### Exercise goal
Retype all of the data exactly as given.

## START Entries

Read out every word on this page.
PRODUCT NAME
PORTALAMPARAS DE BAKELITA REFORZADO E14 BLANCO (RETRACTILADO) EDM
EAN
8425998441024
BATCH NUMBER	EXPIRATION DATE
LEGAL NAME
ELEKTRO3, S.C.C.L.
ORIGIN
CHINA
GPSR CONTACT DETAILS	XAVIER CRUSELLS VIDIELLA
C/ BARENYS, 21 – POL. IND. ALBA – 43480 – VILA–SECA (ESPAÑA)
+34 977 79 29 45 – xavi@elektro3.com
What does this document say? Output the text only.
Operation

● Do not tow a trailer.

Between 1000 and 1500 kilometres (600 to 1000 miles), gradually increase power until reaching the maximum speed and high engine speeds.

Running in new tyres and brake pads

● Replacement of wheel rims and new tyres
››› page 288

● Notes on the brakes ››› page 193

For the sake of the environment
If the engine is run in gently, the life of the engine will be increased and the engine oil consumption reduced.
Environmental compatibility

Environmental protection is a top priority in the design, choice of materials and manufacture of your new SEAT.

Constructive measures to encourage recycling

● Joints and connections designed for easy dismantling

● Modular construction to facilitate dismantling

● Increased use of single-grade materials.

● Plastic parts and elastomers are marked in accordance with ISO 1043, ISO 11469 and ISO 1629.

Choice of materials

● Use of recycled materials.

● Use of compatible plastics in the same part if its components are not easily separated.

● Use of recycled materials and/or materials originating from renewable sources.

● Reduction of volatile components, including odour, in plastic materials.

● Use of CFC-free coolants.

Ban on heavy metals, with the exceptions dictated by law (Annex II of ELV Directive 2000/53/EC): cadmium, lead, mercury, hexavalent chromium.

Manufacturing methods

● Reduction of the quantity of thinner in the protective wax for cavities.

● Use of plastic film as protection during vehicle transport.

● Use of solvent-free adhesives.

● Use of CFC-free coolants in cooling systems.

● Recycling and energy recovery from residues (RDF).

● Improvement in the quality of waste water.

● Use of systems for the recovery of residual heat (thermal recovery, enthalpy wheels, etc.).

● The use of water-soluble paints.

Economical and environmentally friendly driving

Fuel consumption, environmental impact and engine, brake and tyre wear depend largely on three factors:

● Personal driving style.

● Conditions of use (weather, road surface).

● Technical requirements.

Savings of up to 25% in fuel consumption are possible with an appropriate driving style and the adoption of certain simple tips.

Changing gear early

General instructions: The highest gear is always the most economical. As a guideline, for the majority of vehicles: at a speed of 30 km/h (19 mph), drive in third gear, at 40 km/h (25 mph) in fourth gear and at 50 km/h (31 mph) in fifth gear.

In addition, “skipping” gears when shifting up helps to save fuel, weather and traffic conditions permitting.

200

## END Entries

### Written response
Read out every word on this page.
PRODUCT NAME
PORTALAMPARAS DE BAKELITA REFORZADO E14 BLANCO (RETRACTILADO) EDM
EAN
8425998441024
BATCH NUMBER	EXPIRATION DATE
LEGAL NAME
ELEKTRO3, S.C.C.L.
ORIGIN
CHINA
GPSR CONTACT DETAILS	XAVIER CRUSELLS VIDIELLA
C/ BARENYS, 21 – POL. IND. ALBA – 43480 – VILA–SECA (ESPAÑA)
+34 977 79 29 45 – xavi@elektro3.com
What does this document say? Output the text only.
Operation

● Do not tow a trailer.

Between 1000 and 1500 kilometres (600 to 1000 miles), gradually increase power until reaching the maximum speed and high engine speeds.

Running in new tyres and brake pads

● Replacement of wheel rims and new tyres
››› page 288

● Notes on the brakes ››› page 193

For the sake of the environment
If the engine is run in gently, the life of the engine will be increased and the engine oil consumption reduced.
Environmental compatibility

Environmental protection is a top priority in the design, choice of materials and manufacture of your new SEAT.

Constructive measures to encourage recycling

● Joints and connections designed for easy dismantling

● Modular construction to facilitate dismantling

● Increased use of single-grade materials.

● Plastic parts and elastomers are marked in accordance with ISO 1043, ISO 11469 and ISO 1629.

Choice of materials

● Use of recycled materials.

● Use of compatible plastics in the same part if its components are not easily separated.

● Use of recycled materials and/or materials originating from renewable sources.

● Reduction of volatile components, including odour, in plastic materials.

● Use of CFC-free coolants.

Ban on heavy metals, with the exceptions dictated by law (Annex II of ELV Directive 2000/53/EC): cadmium, lead, mercury, hexavalent chromium.

Manufacturing methods

● Reduction of the quantity of thinner in the protective wax for cavities.

● Use of plastic film as protection during vehicle transport.

● Use of solvent-free adhesives.

● Use of CFC-free coolants in cooling systems.

● Recycling and energy recovery from residues (RDF).

● Improvement in the quality of waste water.

● Use of systems for the recovery of residual heat (thermal recovery, enthalpy wheels, etc.).

● The use of water-soluble paints.

Economical and environmentally friendly driving

Fuel consumption, environmental impact and engine, brake and tyre wear depend largely on three factors:

● Personal driving style.

● Conditions of use (weather, road surface).

● Technical requirements.

Savings of up to 25% in fuel consumption are possible with an appropriate driving style and the adoption of certain simple tips.

Changing gear early

General instructions: The highest gear is always the most economical. As a guideline, for the majority of vehicles: at a speed of 30 km/h (19 mph), drive in third gear, at 40 km/h (25 mph) in fourth gear and at 50 km/h (31 mph) in fifth gear.

In addition, “skipping” gears when shifting up helps to save fuel, weather and traffic conditions permitting.

200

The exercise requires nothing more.